> [Your instructions]: Leave out the pictures and return every entry exactly as it appears.
-- Begin Data to process --
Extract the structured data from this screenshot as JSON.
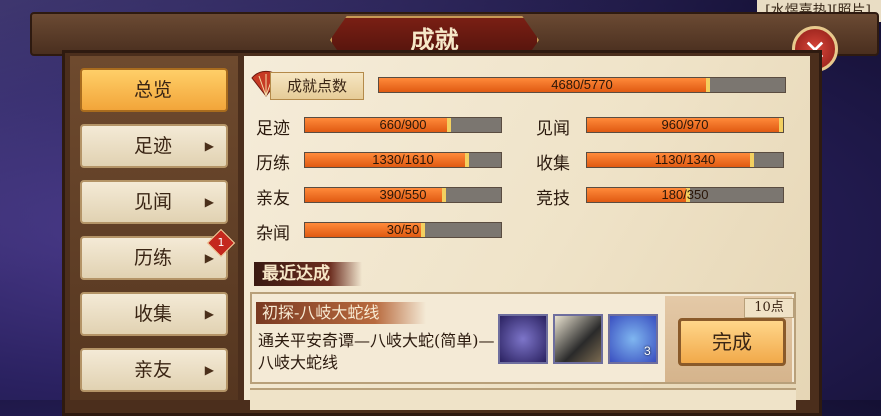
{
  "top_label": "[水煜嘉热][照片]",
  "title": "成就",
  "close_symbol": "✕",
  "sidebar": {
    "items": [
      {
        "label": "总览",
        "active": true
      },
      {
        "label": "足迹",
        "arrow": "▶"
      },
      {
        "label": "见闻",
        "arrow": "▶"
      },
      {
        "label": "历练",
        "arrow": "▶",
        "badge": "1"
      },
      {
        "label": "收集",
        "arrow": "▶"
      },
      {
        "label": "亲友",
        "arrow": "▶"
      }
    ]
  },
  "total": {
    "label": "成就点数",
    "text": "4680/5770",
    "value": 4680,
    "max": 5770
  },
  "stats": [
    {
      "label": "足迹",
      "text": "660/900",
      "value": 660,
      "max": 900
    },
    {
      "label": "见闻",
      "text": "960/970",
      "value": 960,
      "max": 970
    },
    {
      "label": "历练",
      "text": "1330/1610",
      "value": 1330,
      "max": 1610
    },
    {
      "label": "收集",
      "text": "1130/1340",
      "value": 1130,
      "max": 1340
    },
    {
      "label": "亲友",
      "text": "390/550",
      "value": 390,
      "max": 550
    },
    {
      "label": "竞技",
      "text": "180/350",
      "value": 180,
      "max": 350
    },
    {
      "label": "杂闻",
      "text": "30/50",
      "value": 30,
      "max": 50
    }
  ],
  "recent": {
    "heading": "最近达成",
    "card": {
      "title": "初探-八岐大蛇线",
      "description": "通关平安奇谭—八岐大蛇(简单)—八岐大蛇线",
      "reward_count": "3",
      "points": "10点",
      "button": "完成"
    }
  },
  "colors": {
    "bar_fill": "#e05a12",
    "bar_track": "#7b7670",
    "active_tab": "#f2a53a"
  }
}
-- End Data to process --
> [Response to the task]:
Extract the structured data from this screenshot as JSON.
{
  "top_label": "[水煜嘉热][照片]",
  "title": "成就",
  "close_symbol": "✕",
  "sidebar": {
    "items": [
      {
        "label": "总览",
        "active": true
      },
      {
        "label": "足迹",
        "arrow": "▶"
      },
      {
        "label": "见闻",
        "arrow": "▶"
      },
      {
        "label": "历练",
        "arrow": "▶",
        "badge": "1"
      },
      {
        "label": "收集",
        "arrow": "▶"
      },
      {
        "label": "亲友",
        "arrow": "▶"
      }
    ]
  },
  "total": {
    "label": "成就点数",
    "text": "4680/5770",
    "value": 4680,
    "max": 5770
  },
  "stats": [
    {
      "label": "足迹",
      "text": "660/900",
      "value": 660,
      "max": 900
    },
    {
      "label": "见闻",
      "text": "960/970",
      "value": 960,
      "max": 970
    },
    {
      "label": "历练",
      "text": "1330/1610",
      "value": 1330,
      "max": 1610
    },
    {
      "label": "收集",
      "text": "1130/1340",
      "value": 1130,
      "max": 1340
    },
    {
      "label": "亲友",
      "text": "390/550",
      "value": 390,
      "max": 550
    },
    {
      "label": "竞技",
      "text": "180/350",
      "value": 180,
      "max": 350
    },
    {
      "label": "杂闻",
      "text": "30/50",
      "value": 30,
      "max": 50
    }
  ],
  "recent": {
    "heading": "最近达成",
    "card": {
      "title": "初探-八岐大蛇线",
      "description": "通关平安奇谭—八岐大蛇(简单)—八岐大蛇线",
      "reward_count": "3",
      "points": "10点",
      "button": "完成"
    }
  },
  "colors": {
    "bar_fill": "#e05a12",
    "bar_track": "#7b7670",
    "active_tab": "#f2a53a"
  }
}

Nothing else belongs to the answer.